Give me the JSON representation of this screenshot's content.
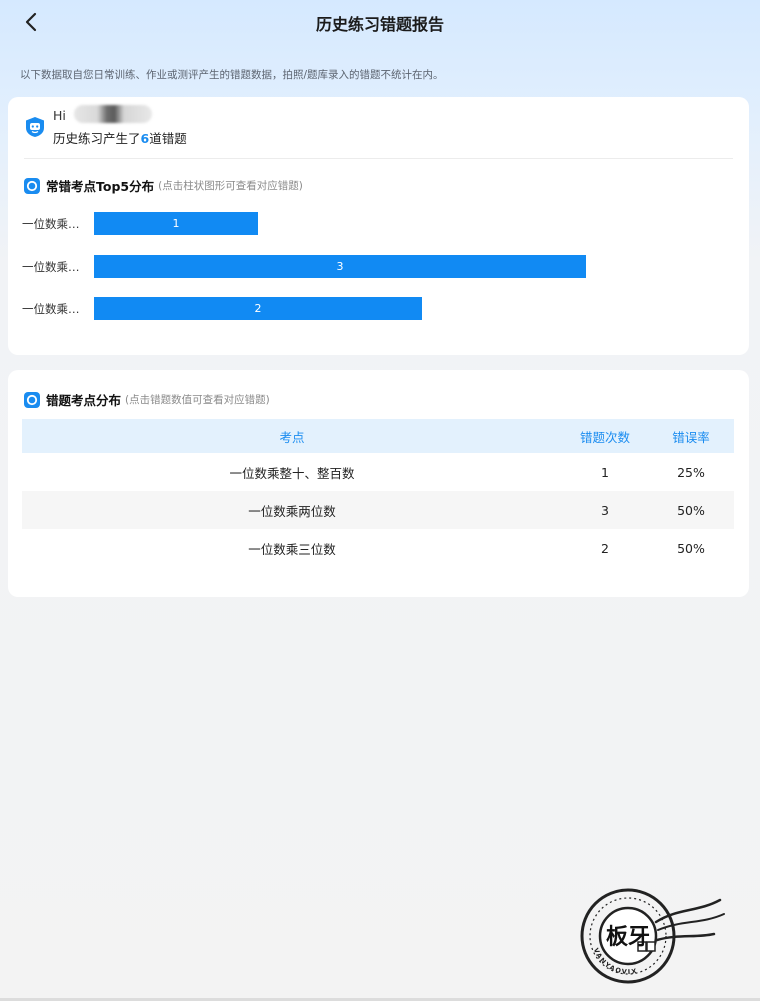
{
  "header": {
    "title": "历史练习错题报告",
    "back_icon": "chevron-left-icon"
  },
  "notice": "以下数据取自您日常训练、作业或测评产生的错题数据，拍照/题库录入的错题不统计在内。",
  "user": {
    "greeting": "Hi",
    "summary_prefix": "历史练习产生了",
    "wrong_count": "6",
    "summary_suffix": "道错题"
  },
  "top5": {
    "title": "常错考点Top5分布",
    "hint": "(点击柱状图形可查看对应错题)"
  },
  "chart_data": {
    "type": "bar",
    "orientation": "horizontal",
    "categories": [
      "一位数乘…",
      "一位数乘…",
      "一位数乘…"
    ],
    "values": [
      1,
      3,
      2
    ],
    "bar_color": "#118af3",
    "xlim": [
      0,
      3
    ]
  },
  "distribution": {
    "title": "错题考点分布",
    "hint": "(点击错题数值可查看对应错题)",
    "columns": [
      "考点",
      "错题次数",
      "错误率"
    ],
    "rows": [
      {
        "topic": "一位数乘整十、整百数",
        "count": "1",
        "rate": "25%"
      },
      {
        "topic": "一位数乘两位数",
        "count": "3",
        "rate": "50%"
      },
      {
        "topic": "一位数乘三位数",
        "count": "2",
        "rate": "50%"
      }
    ]
  },
  "watermark": {
    "text": "板牙",
    "ring_text": "VANYAOVIX"
  },
  "colors": {
    "accent": "#1a8cf0",
    "bar": "#118af3",
    "table_header_bg": "#e3f1fd"
  }
}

** STATED PROBLEM **
Make an exact copy of all entries above, dropping the images.

** EXERCISE ANSWER **
Give me the JSON representation of this screenshot's content.
{
  "header": {
    "title": "历史练习错题报告",
    "back_icon": "chevron-left-icon"
  },
  "notice": "以下数据取自您日常训练、作业或测评产生的错题数据，拍照/题库录入的错题不统计在内。",
  "user": {
    "greeting": "Hi",
    "summary_prefix": "历史练习产生了",
    "wrong_count": "6",
    "summary_suffix": "道错题"
  },
  "top5": {
    "title": "常错考点Top5分布",
    "hint": "(点击柱状图形可查看对应错题)"
  },
  "chart_data": {
    "type": "bar",
    "orientation": "horizontal",
    "categories": [
      "一位数乘…",
      "一位数乘…",
      "一位数乘…"
    ],
    "values": [
      1,
      3,
      2
    ],
    "bar_color": "#118af3",
    "xlim": [
      0,
      3
    ]
  },
  "distribution": {
    "title": "错题考点分布",
    "hint": "(点击错题数值可查看对应错题)",
    "columns": [
      "考点",
      "错题次数",
      "错误率"
    ],
    "rows": [
      {
        "topic": "一位数乘整十、整百数",
        "count": "1",
        "rate": "25%"
      },
      {
        "topic": "一位数乘两位数",
        "count": "3",
        "rate": "50%"
      },
      {
        "topic": "一位数乘三位数",
        "count": "2",
        "rate": "50%"
      }
    ]
  },
  "watermark": {
    "text": "板牙",
    "ring_text": "VANYAOVIX"
  },
  "colors": {
    "accent": "#1a8cf0",
    "bar": "#118af3",
    "table_header_bg": "#e3f1fd"
  }
}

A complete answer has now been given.